| Tasks |
A - In the prone positioning abstract, substitute "recommendations" for "guidelines" and give the part that opens with the words containing "Acute respiratory distress" and closes with "for these cases.".
B - Which quality improvement model does the prone positioning abstract say was used to implement the changes in clinical practice?
C - Supply the next part of the prone positioning abstract, picking up after its final sentence.

| Extract provided |
Published:January 22, 2021DOI:https://doi.org/10.1016/j.aucc.2020.08.002

      Abstract

      Background

      Acute respiratory distress syndrome (ARDS) is a relatively common condition of varied aetiology associated with high morbidity and mortality. A range of therapies have been proven to be useful for patients with ARDS, including ventilatory and nonventilatory strategies. Prone positioning is one of the nonventilatory strategies and has been proven to be safe and is associated with significant mortality benefit in patients with moderate to severe ARDS. It is now included in several international guidelines as the standard of care for these cases.

      Objectives

      The aim of the study was to develop, implement, and evaluate a prone positioning program in two nonmetropolitan, nontertiary intensive care units in South East Queensland.

      Methods

      A Plan–Do–Study–Act quality improvement model was used to implement changes in clinical practice in relation to prone positioning of patients.

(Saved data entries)

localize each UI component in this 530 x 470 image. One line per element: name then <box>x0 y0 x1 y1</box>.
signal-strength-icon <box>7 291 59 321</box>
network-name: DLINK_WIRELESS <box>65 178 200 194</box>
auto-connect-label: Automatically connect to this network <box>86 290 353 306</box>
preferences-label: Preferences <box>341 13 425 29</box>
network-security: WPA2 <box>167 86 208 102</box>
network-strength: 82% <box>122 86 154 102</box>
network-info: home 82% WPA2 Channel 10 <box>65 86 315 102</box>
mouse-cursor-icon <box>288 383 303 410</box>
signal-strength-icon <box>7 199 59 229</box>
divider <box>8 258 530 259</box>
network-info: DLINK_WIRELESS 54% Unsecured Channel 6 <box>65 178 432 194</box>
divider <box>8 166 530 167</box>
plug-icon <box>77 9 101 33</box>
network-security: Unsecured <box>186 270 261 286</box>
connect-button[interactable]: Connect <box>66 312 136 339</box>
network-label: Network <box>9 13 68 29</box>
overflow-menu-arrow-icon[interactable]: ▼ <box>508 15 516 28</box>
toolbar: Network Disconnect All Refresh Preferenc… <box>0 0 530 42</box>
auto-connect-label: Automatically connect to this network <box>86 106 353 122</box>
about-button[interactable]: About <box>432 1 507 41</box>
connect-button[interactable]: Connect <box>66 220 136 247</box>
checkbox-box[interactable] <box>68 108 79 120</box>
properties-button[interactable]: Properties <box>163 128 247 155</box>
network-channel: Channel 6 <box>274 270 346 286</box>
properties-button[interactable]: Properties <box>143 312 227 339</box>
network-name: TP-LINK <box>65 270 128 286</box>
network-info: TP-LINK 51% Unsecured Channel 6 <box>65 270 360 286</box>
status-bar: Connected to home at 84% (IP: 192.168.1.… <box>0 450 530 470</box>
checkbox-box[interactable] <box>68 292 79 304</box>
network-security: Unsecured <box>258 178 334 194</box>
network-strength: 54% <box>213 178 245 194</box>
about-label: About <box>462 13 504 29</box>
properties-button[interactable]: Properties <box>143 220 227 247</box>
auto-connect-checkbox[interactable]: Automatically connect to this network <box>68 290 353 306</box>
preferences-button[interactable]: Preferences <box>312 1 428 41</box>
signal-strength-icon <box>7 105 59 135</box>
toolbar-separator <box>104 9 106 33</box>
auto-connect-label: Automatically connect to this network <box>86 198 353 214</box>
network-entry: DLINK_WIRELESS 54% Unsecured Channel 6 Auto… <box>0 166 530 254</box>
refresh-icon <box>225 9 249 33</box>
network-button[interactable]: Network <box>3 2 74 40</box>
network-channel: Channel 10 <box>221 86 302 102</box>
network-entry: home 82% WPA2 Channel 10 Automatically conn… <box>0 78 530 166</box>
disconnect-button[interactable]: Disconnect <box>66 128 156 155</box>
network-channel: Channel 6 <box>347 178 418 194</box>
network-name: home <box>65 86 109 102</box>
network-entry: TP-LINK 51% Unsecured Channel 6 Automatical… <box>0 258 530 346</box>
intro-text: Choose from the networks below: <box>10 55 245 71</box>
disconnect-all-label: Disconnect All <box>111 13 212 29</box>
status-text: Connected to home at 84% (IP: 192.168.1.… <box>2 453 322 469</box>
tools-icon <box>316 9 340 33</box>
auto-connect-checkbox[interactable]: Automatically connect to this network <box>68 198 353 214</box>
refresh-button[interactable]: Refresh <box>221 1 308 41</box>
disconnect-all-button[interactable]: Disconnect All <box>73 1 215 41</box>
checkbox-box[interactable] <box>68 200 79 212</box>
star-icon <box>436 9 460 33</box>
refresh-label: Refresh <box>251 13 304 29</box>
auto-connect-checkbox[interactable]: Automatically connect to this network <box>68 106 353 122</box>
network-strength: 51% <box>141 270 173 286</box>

| Task responses |
A -
Acute respiratory distress syndrome (ARDS) is a relatively common condition of varied aetiology associated with high morbidity and mortality. A range of therapies have been proven to be useful for patients with ARDS, including ventilatory and nonventilatory strategies. Prone positioning is one of the nonventilatory strategies and has been proven to be safe and is associated with significant mortality benefit in patients with moderate to severe ARDS. It is now included in several international recommendations as the standard of care for these cases.

B - A Plan–Do–Study–Act model.

C -
      Results

      A description of the methods used to promote a complex change strategy is provided in this article.

      Conclusions

      In this article, we demonstrate the feasibility of introducing a nonventilatory intervention of prone positioning in the management of patients with moderate to severe ARDS in regional intensive care in South East Queensland. This implementation strategy could be replicated and adopted in other similar intensive care units that do not have the ability to provide tertiary services such as extracorporeal life support.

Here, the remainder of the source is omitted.